> **To be done**
Where does the string "改为同义句" appear? Copy every line of the entries below that holds it.

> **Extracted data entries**
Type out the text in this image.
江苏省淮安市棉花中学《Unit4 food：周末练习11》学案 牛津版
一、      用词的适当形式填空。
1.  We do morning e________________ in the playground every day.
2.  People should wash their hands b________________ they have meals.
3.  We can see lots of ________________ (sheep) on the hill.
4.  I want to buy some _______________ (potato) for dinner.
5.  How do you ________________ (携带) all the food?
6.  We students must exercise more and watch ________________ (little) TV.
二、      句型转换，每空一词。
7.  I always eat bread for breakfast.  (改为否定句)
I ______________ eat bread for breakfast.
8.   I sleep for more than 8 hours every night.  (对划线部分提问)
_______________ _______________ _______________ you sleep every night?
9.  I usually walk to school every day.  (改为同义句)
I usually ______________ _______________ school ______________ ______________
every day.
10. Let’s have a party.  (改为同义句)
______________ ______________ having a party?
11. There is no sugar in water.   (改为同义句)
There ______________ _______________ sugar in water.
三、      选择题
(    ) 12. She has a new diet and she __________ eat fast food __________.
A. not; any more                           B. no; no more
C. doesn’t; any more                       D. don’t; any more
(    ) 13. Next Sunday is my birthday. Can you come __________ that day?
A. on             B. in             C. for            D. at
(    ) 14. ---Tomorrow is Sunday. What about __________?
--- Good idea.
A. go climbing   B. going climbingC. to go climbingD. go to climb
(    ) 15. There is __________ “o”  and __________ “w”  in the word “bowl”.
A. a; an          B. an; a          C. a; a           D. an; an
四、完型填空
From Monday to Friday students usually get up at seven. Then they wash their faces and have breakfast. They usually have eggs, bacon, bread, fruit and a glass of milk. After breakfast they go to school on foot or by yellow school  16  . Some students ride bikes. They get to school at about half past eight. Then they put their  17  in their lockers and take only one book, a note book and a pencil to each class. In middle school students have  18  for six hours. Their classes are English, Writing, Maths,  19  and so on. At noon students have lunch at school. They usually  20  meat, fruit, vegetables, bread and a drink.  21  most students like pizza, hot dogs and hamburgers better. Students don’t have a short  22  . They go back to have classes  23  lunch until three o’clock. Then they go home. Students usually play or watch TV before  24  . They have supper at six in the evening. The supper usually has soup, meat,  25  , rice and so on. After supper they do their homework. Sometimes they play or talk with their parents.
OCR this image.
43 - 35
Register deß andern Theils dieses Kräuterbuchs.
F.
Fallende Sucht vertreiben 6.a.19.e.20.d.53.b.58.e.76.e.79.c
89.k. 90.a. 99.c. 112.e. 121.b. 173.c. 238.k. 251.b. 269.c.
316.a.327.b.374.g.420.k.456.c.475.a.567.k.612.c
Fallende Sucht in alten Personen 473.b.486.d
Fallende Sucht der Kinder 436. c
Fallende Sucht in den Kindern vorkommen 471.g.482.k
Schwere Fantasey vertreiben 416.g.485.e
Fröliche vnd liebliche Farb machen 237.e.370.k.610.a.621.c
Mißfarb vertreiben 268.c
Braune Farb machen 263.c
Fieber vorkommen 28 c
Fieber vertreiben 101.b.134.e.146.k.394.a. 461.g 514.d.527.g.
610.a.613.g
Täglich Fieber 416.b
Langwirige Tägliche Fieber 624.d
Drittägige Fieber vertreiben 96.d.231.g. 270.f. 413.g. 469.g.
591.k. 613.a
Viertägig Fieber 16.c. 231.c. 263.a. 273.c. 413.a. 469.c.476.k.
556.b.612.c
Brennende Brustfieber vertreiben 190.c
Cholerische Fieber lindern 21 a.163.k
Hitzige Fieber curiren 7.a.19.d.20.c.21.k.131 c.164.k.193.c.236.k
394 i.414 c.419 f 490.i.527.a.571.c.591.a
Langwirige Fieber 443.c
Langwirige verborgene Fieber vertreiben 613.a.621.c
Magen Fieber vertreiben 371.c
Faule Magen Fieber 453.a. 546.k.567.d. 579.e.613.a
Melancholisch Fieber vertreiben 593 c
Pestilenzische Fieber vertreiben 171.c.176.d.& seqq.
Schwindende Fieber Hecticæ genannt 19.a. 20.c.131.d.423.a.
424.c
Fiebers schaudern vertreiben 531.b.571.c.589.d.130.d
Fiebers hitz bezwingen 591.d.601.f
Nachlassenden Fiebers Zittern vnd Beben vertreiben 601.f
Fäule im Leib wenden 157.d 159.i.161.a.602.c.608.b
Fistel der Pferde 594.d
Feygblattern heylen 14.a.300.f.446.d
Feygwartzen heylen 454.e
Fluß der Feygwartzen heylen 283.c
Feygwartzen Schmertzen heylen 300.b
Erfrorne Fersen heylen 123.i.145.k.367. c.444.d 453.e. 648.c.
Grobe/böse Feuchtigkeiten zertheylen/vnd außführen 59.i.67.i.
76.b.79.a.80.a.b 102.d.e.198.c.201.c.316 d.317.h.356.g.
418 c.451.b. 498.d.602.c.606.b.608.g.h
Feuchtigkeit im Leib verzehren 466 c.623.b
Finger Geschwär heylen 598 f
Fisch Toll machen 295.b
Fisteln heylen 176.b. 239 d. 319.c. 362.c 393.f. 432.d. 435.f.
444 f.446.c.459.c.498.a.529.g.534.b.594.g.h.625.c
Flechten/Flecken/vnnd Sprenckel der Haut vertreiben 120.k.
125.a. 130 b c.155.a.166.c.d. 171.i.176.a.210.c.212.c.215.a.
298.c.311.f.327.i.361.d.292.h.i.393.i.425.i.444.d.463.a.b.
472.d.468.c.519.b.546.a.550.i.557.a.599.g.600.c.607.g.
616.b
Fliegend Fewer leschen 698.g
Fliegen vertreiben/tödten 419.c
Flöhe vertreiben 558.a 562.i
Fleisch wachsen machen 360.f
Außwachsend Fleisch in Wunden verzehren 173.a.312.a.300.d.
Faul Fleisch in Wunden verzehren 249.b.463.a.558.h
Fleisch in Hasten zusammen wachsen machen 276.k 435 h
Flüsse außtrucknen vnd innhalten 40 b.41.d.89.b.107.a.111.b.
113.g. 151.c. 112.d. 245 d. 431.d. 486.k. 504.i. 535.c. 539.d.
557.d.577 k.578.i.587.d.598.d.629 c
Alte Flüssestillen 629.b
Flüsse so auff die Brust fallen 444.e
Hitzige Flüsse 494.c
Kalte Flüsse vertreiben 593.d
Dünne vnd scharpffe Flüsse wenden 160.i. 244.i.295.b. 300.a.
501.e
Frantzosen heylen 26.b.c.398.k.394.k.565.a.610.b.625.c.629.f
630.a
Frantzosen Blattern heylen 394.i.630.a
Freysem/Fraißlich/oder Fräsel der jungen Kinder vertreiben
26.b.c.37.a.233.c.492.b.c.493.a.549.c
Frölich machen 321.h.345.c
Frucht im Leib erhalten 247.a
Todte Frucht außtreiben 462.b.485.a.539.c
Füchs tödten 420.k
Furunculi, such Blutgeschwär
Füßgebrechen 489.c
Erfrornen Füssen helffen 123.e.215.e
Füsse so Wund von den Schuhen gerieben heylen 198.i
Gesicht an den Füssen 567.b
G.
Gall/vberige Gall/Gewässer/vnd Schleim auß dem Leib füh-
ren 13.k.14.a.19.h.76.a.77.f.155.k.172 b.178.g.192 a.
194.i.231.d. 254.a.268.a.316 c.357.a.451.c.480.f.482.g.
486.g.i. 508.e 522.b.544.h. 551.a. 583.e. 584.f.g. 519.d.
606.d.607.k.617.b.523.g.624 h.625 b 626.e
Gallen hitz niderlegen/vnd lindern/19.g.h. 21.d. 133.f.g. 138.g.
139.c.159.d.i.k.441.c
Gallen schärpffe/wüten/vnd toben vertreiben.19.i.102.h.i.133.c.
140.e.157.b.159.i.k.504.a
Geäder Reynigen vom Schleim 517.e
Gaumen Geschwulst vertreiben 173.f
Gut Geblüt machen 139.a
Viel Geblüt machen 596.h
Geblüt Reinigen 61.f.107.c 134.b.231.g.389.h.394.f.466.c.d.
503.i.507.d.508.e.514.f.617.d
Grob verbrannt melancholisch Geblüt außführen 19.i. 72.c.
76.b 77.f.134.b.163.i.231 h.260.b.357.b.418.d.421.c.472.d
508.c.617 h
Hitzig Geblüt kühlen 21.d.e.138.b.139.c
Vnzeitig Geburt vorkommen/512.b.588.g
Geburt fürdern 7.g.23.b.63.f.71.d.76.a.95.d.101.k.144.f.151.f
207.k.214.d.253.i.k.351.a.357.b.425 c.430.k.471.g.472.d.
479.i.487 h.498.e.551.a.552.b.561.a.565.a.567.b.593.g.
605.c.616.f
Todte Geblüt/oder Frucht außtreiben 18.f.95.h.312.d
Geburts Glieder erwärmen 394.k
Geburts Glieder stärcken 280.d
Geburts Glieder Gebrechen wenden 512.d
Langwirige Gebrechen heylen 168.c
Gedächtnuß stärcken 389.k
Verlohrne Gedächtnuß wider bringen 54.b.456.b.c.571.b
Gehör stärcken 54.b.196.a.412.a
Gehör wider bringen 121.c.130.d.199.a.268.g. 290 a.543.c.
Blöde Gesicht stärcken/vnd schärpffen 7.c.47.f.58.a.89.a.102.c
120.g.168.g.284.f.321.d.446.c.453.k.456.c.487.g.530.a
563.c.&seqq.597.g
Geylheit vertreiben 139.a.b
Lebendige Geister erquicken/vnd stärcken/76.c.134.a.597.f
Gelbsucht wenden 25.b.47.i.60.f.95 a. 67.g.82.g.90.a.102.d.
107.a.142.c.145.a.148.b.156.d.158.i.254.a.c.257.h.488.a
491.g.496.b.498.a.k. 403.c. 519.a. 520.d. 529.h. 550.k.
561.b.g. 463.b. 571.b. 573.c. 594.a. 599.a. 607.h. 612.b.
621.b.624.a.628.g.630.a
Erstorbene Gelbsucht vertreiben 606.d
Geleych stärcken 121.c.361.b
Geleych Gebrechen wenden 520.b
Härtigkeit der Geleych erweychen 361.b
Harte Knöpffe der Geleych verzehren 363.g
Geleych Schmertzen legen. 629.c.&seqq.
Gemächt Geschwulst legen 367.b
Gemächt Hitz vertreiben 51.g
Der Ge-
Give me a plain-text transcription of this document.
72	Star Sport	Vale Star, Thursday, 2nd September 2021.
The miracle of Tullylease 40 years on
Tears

> **Complete answer**
9.  I usually walk to school every day.  (改为同义句)
10. Let’s have a party.  (改为同义句)
11. There is no sugar in water.   (改为同义句)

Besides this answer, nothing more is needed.